EXERCISE PROMPT: Transcribe everything in the data word for word. Pictures are left out.
-=-=-
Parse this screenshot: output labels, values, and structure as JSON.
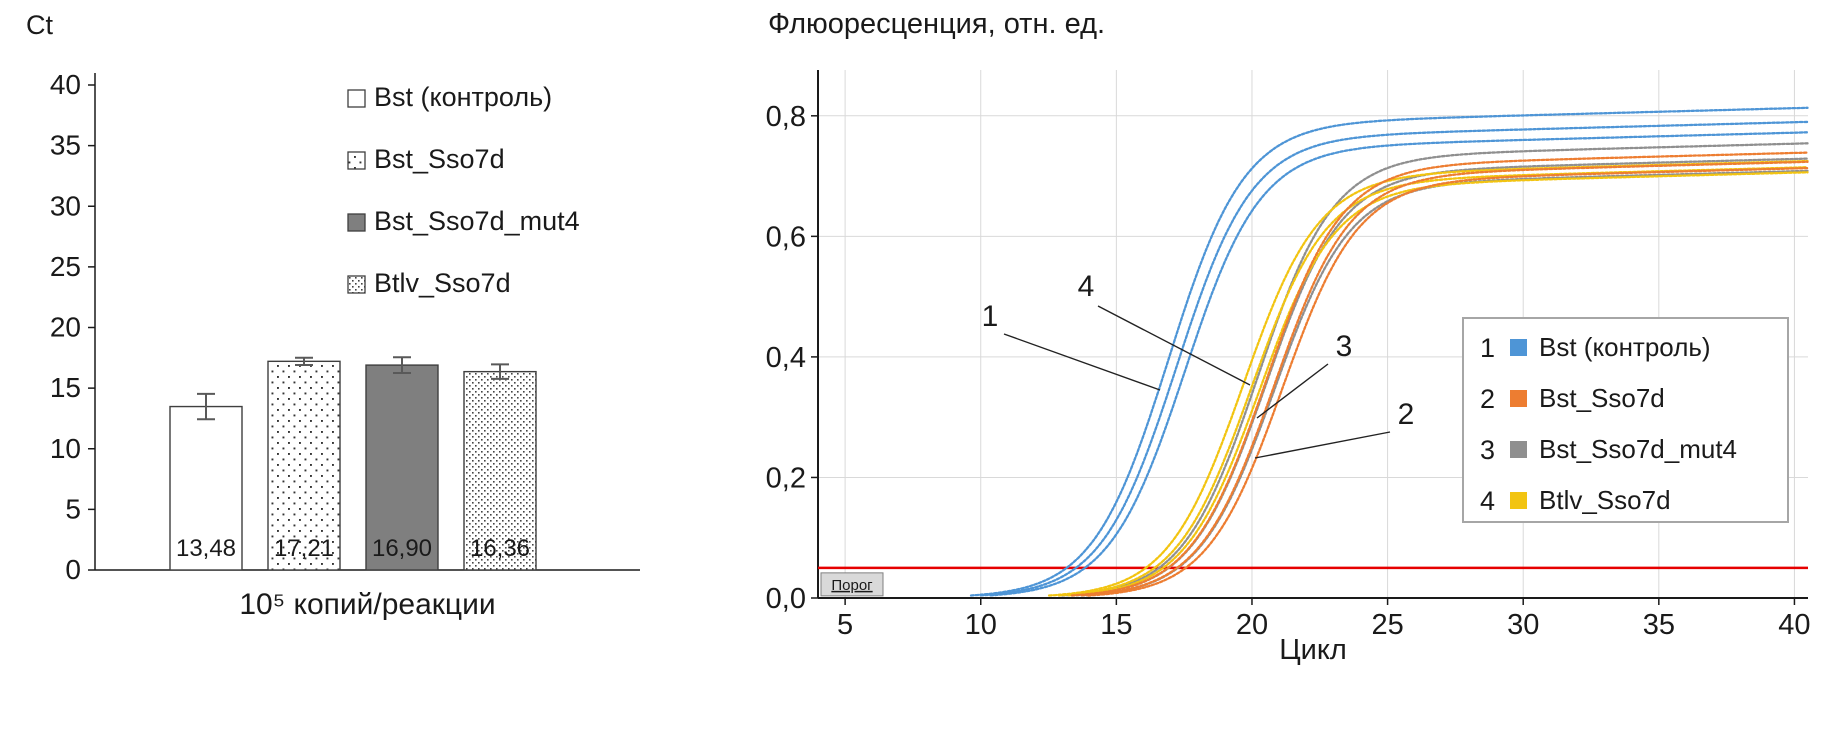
{
  "figure": {
    "left_y_title": "Ct",
    "left_x_label": "10⁵ копий/реакции",
    "right_title": "Флюоресценция, отн. ед.",
    "right_x_label": "Цикл"
  },
  "chart_data": [
    {
      "type": "bar",
      "title": "",
      "ylabel": "Ct",
      "xlabel": "10⁵ копий/реакции",
      "ylim": [
        0,
        40
      ],
      "yticks": [
        0,
        5,
        10,
        15,
        20,
        25,
        30,
        35,
        40
      ],
      "grid": false,
      "legend_position": "top-right-inside",
      "categories": [
        "Bst (контроль)",
        "Bst_Sso7d",
        "Bst_Sso7d_mut4",
        "Btlv_Sso7d"
      ],
      "values": [
        13.48,
        17.21,
        16.9,
        16.36
      ],
      "value_labels": [
        "13,48",
        "17,21",
        "16,90",
        "16,36"
      ],
      "errors": [
        1.05,
        0.3,
        0.65,
        0.6
      ],
      "bar_styles": [
        "white",
        "dots-sparse",
        "gray",
        "dots-dense"
      ],
      "bar_gray_fill": "#7f7f7f"
    },
    {
      "type": "line",
      "title": "Флюоресценция, отн. ед.",
      "xlabel": "Цикл",
      "ylabel": "Флюоресценция, отн. ед.",
      "xlim": [
        4,
        40.5
      ],
      "ylim": [
        0,
        0.876
      ],
      "xticks": [
        5,
        10,
        15,
        20,
        25,
        30,
        35,
        40
      ],
      "yticks": [
        0,
        0.2,
        0.4,
        0.6,
        0.8
      ],
      "ytick_labels": [
        "0,0",
        "0,2",
        "0,4",
        "0,6",
        "0,8"
      ],
      "grid": true,
      "legend_position": "right-inside",
      "threshold": {
        "value": 0.05,
        "label": "Порог",
        "color": "#e60000"
      },
      "sigmoid_k": 0.72,
      "plateau_drift": 0.0012,
      "series": [
        {
          "num": "1",
          "name": "Bst (контроль)",
          "color": "#4E95D6",
          "ct": 13.48,
          "replicates": [
            {
              "mid": 16.9,
              "plateau": 0.785
            },
            {
              "mid": 17.2,
              "plateau": 0.762
            },
            {
              "mid": 17.5,
              "plateau": 0.745
            }
          ]
        },
        {
          "num": "2",
          "name": "Bst_Sso7d",
          "color": "#ED7D31",
          "ct": 17.21,
          "replicates": [
            {
              "mid": 20.5,
              "plateau": 0.715
            },
            {
              "mid": 20.8,
              "plateau": 0.7
            },
            {
              "mid": 21.1,
              "plateau": 0.69
            }
          ]
        },
        {
          "num": "3",
          "name": "Bst_Sso7d_mut4",
          "color": "#8F8F8F",
          "ct": 16.9,
          "replicates": [
            {
              "mid": 20.2,
              "plateau": 0.73
            },
            {
              "mid": 20.5,
              "plateau": 0.705
            },
            {
              "mid": 20.8,
              "plateau": 0.685
            }
          ]
        },
        {
          "num": "4",
          "name": "Btlv_Sso7d",
          "color": "#F2C411",
          "ct": 16.36,
          "replicates": [
            {
              "mid": 19.65,
              "plateau": 0.7
            },
            {
              "mid": 19.95,
              "plateau": 0.69
            },
            {
              "mid": 20.25,
              "plateau": 0.682
            }
          ]
        }
      ],
      "curve_annotations": [
        "1",
        "4",
        "3",
        "2"
      ]
    }
  ]
}
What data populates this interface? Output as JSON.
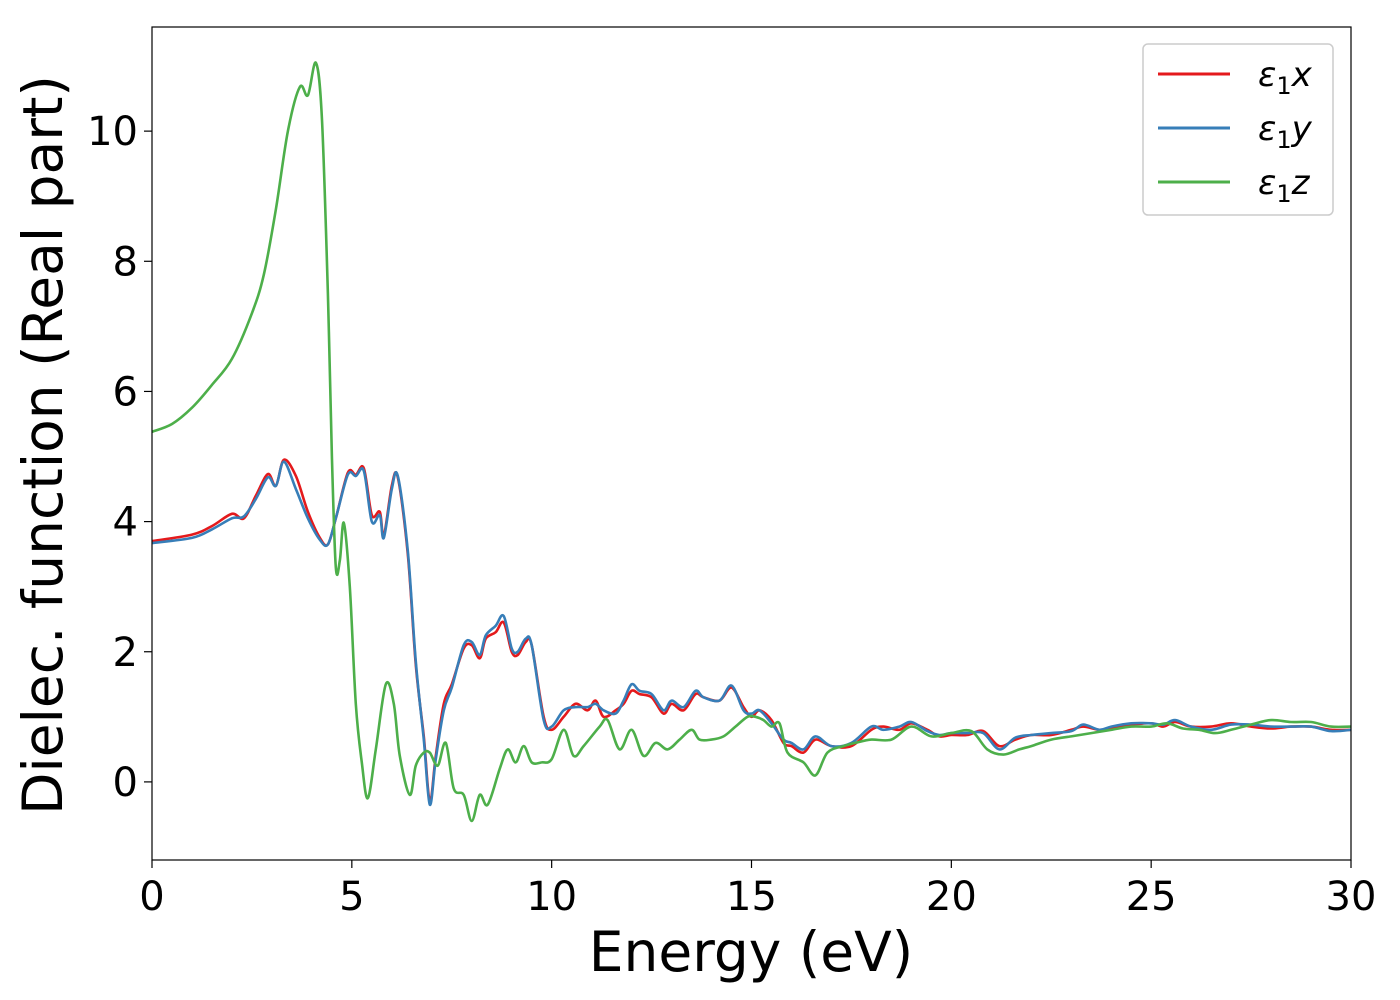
-=-=-
WORKED ANSWER:
Parse this screenshot: output labels, values, and structure as JSON.
{
  "figure": {
    "left_y_title": "Ct",
    "left_x_label": "10⁵ копий/реакции",
    "right_title": "Флюоресценция, отн. ед.",
    "right_x_label": "Цикл"
  },
  "chart_data": [
    {
      "type": "bar",
      "title": "",
      "ylabel": "Ct",
      "xlabel": "10⁵ копий/реакции",
      "ylim": [
        0,
        40
      ],
      "yticks": [
        0,
        5,
        10,
        15,
        20,
        25,
        30,
        35,
        40
      ],
      "grid": false,
      "legend_position": "top-right-inside",
      "categories": [
        "Bst (контроль)",
        "Bst_Sso7d",
        "Bst_Sso7d_mut4",
        "Btlv_Sso7d"
      ],
      "values": [
        13.48,
        17.21,
        16.9,
        16.36
      ],
      "value_labels": [
        "13,48",
        "17,21",
        "16,90",
        "16,36"
      ],
      "errors": [
        1.05,
        0.3,
        0.65,
        0.6
      ],
      "bar_styles": [
        "white",
        "dots-sparse",
        "gray",
        "dots-dense"
      ],
      "bar_gray_fill": "#7f7f7f"
    },
    {
      "type": "line",
      "title": "Флюоресценция, отн. ед.",
      "xlabel": "Цикл",
      "ylabel": "Флюоресценция, отн. ед.",
      "xlim": [
        4,
        40.5
      ],
      "ylim": [
        0,
        0.876
      ],
      "xticks": [
        5,
        10,
        15,
        20,
        25,
        30,
        35,
        40
      ],
      "yticks": [
        0,
        0.2,
        0.4,
        0.6,
        0.8
      ],
      "ytick_labels": [
        "0,0",
        "0,2",
        "0,4",
        "0,6",
        "0,8"
      ],
      "grid": true,
      "legend_position": "right-inside",
      "threshold": {
        "value": 0.05,
        "label": "Порог",
        "color": "#e60000"
      },
      "sigmoid_k": 0.72,
      "plateau_drift": 0.0012,
      "series": [
        {
          "num": "1",
          "name": "Bst (контроль)",
          "color": "#4E95D6",
          "ct": 13.48,
          "replicates": [
            {
              "mid": 16.9,
              "plateau": 0.785
            },
            {
              "mid": 17.2,
              "plateau": 0.762
            },
            {
              "mid": 17.5,
              "plateau": 0.745
            }
          ]
        },
        {
          "num": "2",
          "name": "Bst_Sso7d",
          "color": "#ED7D31",
          "ct": 17.21,
          "replicates": [
            {
              "mid": 20.5,
              "plateau": 0.715
            },
            {
              "mid": 20.8,
              "plateau": 0.7
            },
            {
              "mid": 21.1,
              "plateau": 0.69
            }
          ]
        },
        {
          "num": "3",
          "name": "Bst_Sso7d_mut4",
          "color": "#8F8F8F",
          "ct": 16.9,
          "replicates": [
            {
              "mid": 20.2,
              "plateau": 0.73
            },
            {
              "mid": 20.5,
              "plateau": 0.705
            },
            {
              "mid": 20.8,
              "plateau": 0.685
            }
          ]
        },
        {
          "num": "4",
          "name": "Btlv_Sso7d",
          "color": "#F2C411",
          "ct": 16.36,
          "replicates": [
            {
              "mid": 19.65,
              "plateau": 0.7
            },
            {
              "mid": 19.95,
              "plateau": 0.69
            },
            {
              "mid": 20.25,
              "plateau": 0.682
            }
          ]
        }
      ],
      "curve_annotations": [
        "1",
        "4",
        "3",
        "2"
      ]
    }
  ]
}
What data populates this interface? Output as JSON.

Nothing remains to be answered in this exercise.